Written problem. Copy out each line featuring the string "Отделу" from the entries beneath.

— begin Data records —

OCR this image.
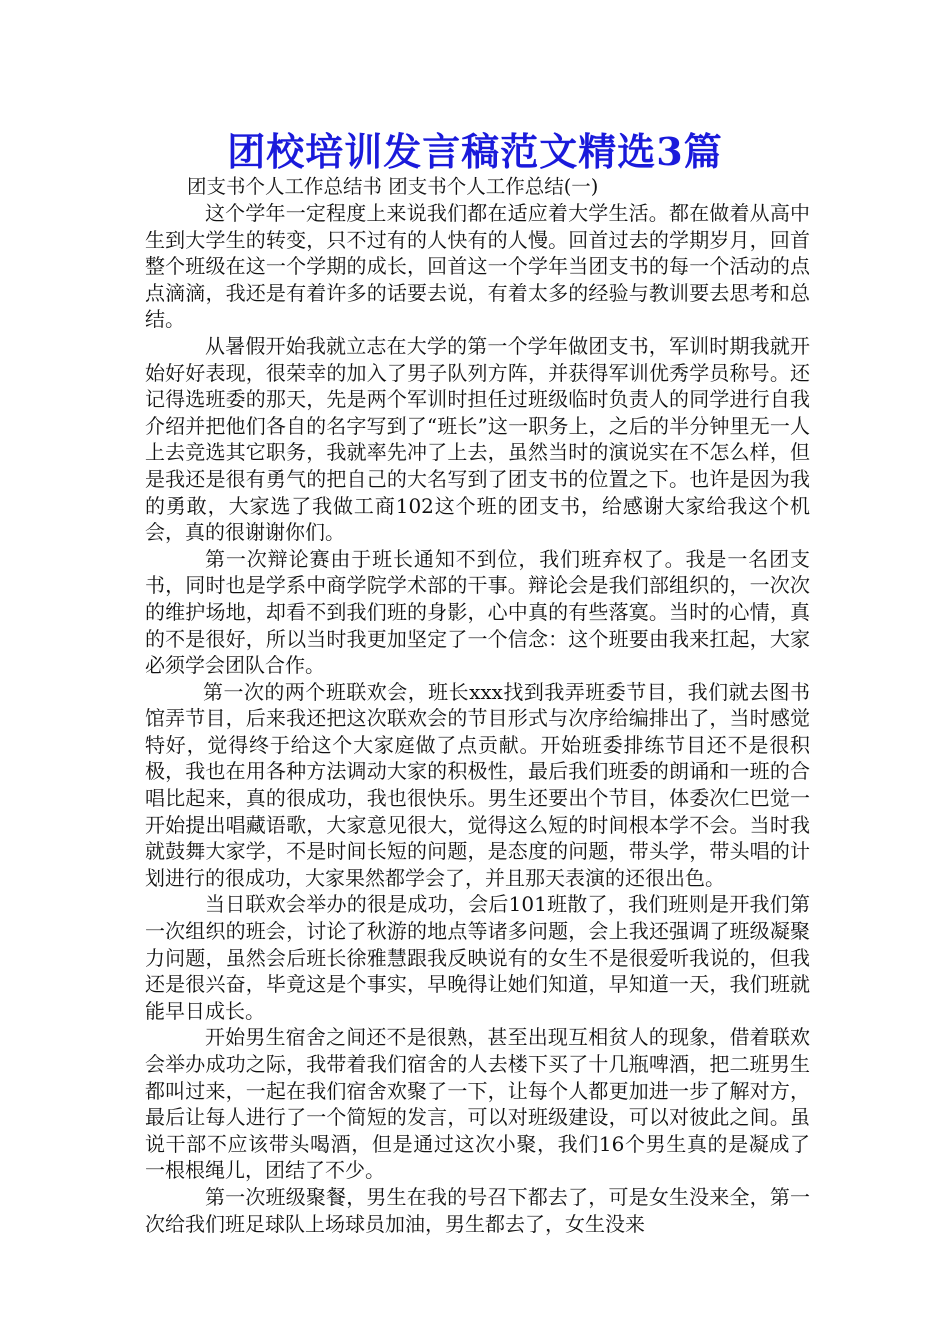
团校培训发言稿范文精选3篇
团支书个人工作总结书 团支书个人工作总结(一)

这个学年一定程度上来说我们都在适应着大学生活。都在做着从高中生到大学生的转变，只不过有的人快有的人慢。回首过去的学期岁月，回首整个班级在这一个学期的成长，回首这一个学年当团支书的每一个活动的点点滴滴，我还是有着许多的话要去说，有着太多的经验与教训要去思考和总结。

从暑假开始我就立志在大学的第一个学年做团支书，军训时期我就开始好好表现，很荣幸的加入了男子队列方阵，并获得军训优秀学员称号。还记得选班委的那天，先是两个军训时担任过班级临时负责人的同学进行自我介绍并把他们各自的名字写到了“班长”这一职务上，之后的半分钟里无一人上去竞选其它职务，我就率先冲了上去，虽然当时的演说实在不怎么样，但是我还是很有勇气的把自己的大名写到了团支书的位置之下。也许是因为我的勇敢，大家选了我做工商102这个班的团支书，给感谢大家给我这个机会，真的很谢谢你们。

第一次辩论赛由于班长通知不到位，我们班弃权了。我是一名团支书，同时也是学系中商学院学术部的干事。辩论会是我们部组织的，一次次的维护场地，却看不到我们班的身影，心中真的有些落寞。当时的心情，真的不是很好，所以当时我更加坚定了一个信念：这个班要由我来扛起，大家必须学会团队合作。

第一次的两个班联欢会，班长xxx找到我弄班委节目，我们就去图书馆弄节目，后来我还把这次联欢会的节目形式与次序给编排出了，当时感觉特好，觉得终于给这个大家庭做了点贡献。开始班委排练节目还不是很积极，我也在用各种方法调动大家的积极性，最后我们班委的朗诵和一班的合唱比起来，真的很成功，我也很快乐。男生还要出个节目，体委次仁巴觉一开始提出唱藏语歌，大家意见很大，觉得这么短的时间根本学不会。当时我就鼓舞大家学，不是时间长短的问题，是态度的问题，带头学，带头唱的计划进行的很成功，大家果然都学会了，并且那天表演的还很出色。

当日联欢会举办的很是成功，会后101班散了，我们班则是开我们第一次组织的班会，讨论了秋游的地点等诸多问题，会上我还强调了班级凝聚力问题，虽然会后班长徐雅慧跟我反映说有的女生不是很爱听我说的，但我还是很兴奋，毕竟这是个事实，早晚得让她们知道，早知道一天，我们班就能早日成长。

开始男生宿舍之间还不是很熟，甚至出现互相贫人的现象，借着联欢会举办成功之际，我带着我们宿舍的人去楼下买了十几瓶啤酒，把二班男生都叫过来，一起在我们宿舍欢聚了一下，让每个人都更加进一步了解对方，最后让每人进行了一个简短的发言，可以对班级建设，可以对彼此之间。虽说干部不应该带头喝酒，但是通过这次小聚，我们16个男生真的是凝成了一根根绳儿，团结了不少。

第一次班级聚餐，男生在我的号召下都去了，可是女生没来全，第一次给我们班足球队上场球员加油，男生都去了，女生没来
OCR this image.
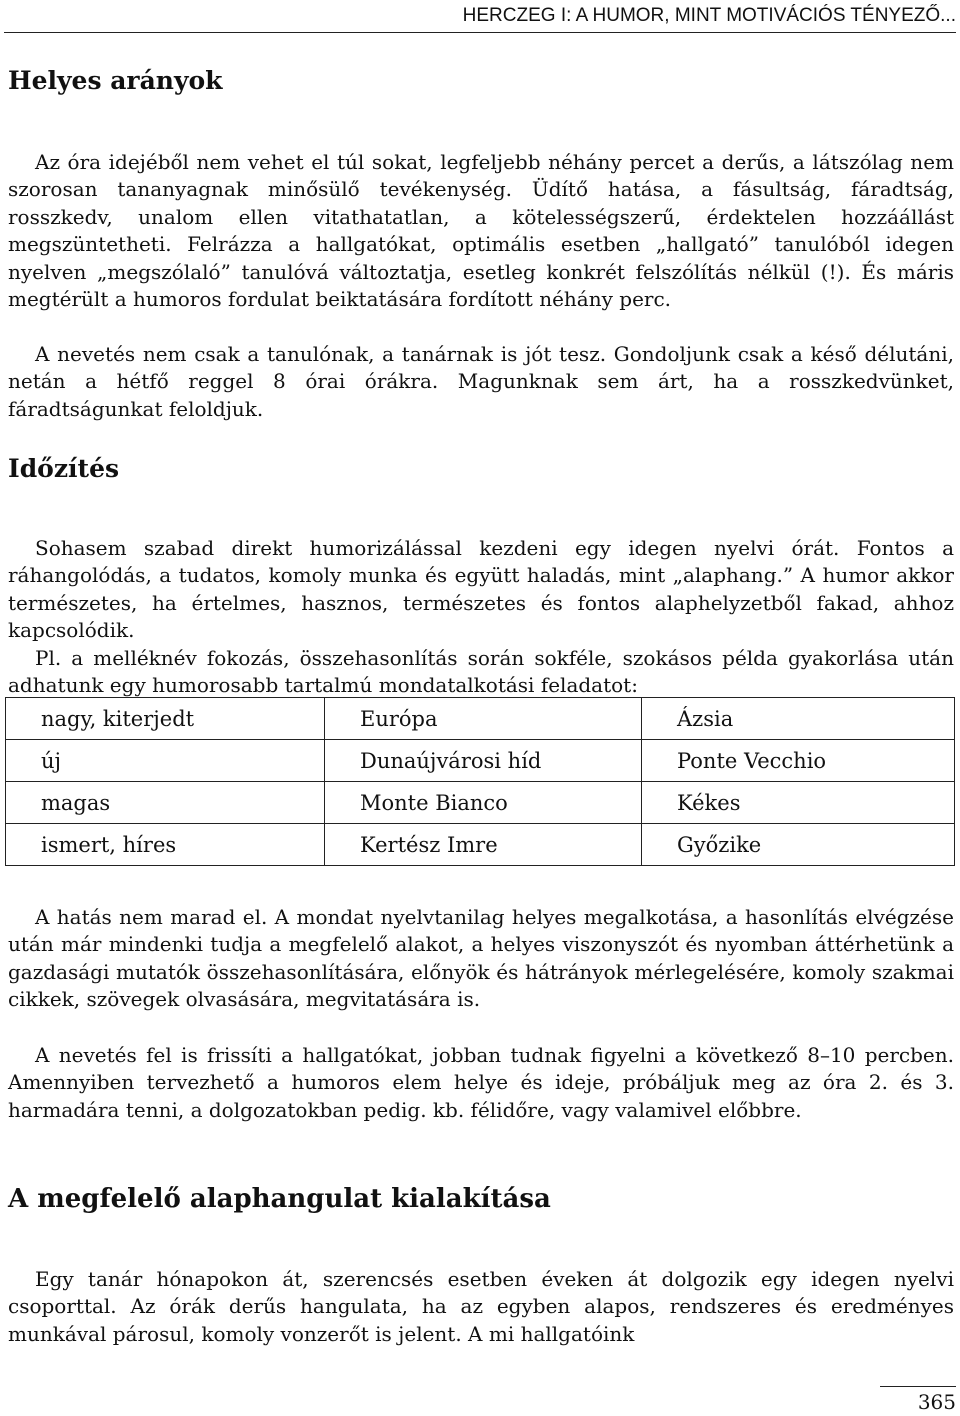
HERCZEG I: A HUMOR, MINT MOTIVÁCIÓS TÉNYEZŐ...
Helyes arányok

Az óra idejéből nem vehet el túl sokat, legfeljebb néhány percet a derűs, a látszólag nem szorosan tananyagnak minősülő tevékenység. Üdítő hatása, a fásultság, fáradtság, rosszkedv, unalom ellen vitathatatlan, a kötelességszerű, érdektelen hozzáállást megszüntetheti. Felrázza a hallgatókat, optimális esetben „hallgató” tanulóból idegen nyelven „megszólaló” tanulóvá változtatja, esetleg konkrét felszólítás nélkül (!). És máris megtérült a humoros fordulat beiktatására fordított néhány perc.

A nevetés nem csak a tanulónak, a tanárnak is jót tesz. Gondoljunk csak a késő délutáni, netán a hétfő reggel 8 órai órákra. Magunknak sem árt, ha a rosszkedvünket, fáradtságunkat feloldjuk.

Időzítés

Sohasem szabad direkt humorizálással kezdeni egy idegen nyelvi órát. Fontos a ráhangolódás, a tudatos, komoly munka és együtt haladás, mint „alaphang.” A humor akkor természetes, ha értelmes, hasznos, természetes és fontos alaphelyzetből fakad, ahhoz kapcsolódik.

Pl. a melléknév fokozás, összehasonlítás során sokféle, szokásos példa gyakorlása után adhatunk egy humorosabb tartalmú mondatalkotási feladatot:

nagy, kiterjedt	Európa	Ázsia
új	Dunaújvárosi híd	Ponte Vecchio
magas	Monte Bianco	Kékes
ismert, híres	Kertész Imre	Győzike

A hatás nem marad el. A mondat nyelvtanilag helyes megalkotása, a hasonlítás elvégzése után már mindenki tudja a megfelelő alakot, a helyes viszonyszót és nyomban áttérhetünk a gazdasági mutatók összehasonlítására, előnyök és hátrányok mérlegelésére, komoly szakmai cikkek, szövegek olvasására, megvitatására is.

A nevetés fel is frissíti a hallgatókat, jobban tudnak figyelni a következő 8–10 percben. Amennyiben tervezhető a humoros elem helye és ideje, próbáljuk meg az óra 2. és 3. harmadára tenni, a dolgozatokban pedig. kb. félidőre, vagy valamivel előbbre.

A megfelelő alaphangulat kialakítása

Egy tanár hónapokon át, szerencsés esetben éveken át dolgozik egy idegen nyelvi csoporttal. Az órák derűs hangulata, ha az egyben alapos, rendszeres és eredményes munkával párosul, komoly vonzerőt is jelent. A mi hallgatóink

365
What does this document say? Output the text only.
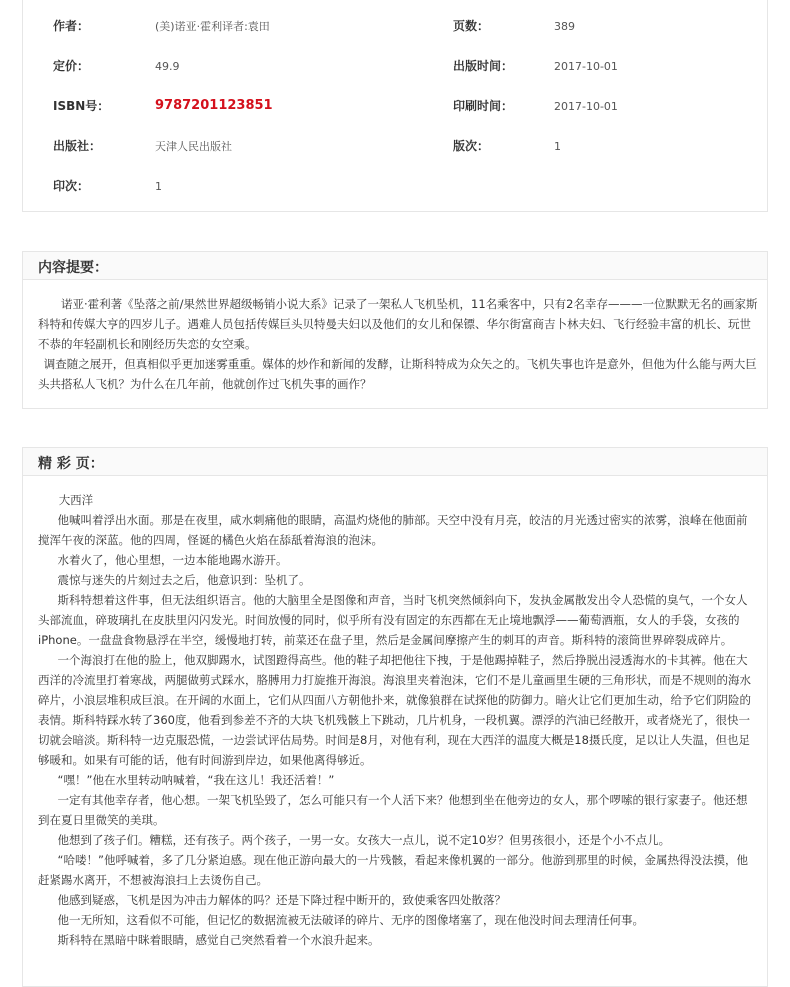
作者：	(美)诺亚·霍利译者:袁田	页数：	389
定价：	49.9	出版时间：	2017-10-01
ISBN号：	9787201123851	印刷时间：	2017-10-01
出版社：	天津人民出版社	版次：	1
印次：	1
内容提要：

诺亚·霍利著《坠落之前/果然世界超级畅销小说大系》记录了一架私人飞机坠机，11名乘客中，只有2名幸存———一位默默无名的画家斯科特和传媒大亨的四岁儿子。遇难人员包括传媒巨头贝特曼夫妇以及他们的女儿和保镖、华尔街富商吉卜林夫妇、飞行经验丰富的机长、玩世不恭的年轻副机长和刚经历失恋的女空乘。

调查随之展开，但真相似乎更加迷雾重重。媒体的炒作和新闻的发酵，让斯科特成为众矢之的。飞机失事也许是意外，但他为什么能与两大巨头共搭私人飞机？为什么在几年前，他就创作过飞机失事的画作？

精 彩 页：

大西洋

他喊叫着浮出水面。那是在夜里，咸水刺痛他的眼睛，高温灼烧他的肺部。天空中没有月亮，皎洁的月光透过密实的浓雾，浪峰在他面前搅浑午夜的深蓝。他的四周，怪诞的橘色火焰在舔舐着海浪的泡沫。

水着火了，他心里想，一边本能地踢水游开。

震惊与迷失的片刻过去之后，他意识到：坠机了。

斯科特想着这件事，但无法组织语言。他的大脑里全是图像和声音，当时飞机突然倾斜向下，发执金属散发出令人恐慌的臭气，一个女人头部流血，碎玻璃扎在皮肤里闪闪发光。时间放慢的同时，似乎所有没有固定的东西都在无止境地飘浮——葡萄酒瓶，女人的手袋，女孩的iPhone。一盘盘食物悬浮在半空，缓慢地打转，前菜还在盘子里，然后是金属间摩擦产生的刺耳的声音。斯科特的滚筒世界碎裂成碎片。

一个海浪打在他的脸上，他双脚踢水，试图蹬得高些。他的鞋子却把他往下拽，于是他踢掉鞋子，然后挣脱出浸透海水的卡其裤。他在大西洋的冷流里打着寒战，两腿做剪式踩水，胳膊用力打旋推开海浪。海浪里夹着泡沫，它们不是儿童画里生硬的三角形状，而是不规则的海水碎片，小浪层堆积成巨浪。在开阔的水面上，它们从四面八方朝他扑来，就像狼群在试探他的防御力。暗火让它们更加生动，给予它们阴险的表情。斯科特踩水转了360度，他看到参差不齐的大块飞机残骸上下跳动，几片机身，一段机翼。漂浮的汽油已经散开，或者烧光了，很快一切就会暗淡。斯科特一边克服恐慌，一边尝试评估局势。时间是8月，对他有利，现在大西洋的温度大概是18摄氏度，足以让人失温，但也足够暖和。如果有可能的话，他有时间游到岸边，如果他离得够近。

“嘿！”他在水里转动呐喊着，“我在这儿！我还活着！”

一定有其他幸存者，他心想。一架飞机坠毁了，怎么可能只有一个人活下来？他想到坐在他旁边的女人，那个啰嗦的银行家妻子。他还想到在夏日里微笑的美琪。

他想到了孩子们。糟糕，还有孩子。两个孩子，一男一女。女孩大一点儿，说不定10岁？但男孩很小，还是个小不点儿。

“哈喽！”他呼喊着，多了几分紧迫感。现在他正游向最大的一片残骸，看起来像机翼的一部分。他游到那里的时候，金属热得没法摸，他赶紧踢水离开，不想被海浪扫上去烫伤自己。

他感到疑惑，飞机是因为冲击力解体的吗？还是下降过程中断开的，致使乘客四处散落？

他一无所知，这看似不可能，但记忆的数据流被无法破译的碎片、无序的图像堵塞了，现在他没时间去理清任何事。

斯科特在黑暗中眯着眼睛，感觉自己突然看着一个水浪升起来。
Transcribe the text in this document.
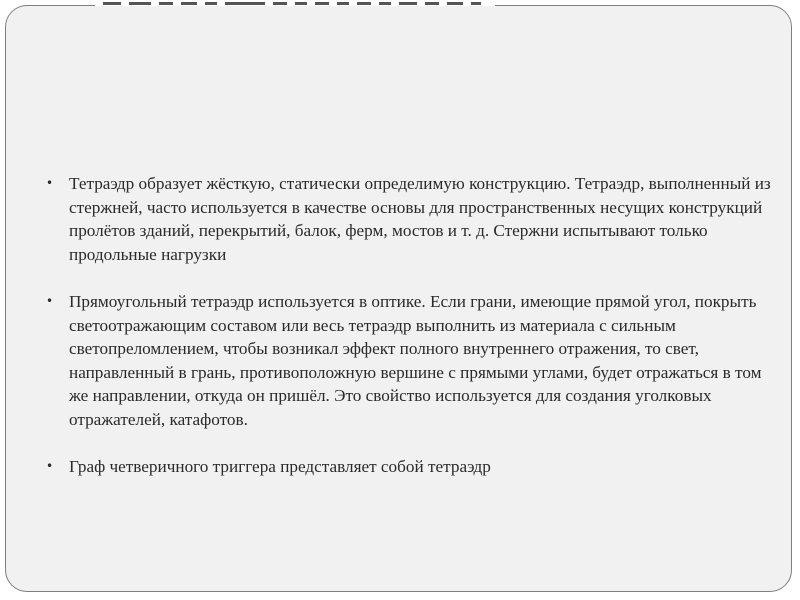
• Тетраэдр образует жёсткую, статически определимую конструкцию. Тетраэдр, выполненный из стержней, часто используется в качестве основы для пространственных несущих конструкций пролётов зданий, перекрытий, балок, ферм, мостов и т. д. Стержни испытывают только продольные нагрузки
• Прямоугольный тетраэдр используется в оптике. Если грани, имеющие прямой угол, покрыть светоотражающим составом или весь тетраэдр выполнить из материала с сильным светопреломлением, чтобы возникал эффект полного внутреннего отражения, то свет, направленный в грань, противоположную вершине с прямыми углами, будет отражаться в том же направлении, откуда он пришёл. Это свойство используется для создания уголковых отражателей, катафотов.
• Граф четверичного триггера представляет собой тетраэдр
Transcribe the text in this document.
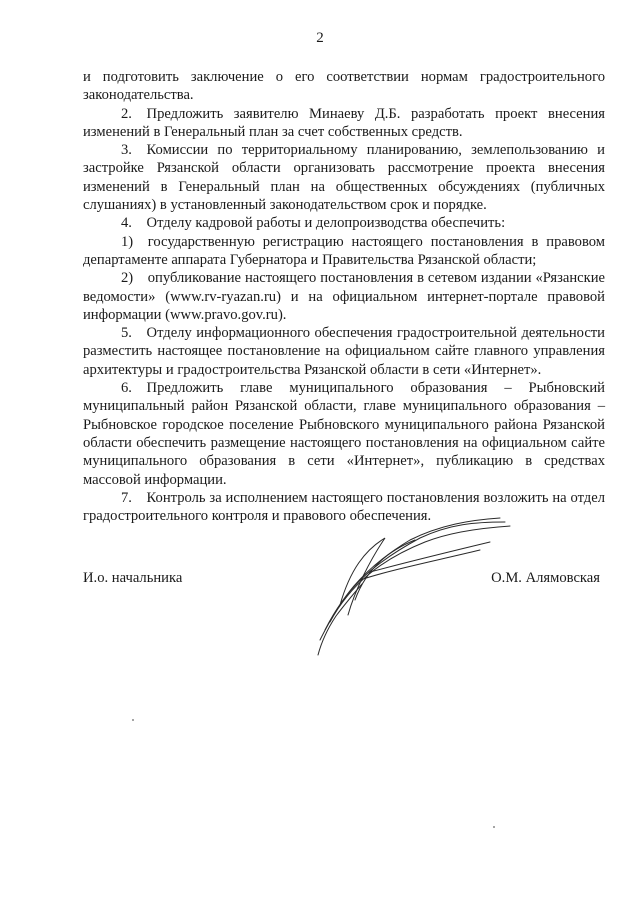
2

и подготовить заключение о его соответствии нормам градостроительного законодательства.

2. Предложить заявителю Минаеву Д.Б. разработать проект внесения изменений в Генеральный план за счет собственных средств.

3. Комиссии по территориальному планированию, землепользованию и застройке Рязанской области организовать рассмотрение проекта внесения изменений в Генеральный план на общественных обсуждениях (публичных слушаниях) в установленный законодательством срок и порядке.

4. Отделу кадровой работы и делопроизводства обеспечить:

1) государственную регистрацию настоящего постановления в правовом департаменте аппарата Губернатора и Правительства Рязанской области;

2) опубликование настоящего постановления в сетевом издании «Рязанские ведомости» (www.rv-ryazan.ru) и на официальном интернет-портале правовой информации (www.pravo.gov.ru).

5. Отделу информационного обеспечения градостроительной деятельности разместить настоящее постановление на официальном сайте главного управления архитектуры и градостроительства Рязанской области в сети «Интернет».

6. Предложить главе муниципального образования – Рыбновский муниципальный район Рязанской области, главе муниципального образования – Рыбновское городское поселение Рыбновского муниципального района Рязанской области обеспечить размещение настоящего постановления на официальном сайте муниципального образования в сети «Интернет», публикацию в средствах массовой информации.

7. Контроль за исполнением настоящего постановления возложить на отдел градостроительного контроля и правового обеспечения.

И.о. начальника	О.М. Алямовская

— end Data records —

Written answer.
4. Отделу кадровой работы и делопроизводства обеспечить:
5. Отделу информационного обеспечения градостроительной деятельности разместить настоящее постановление на официальном сайте главного управления архитектуры и градостроительства Рязанской области в сети «Интернет».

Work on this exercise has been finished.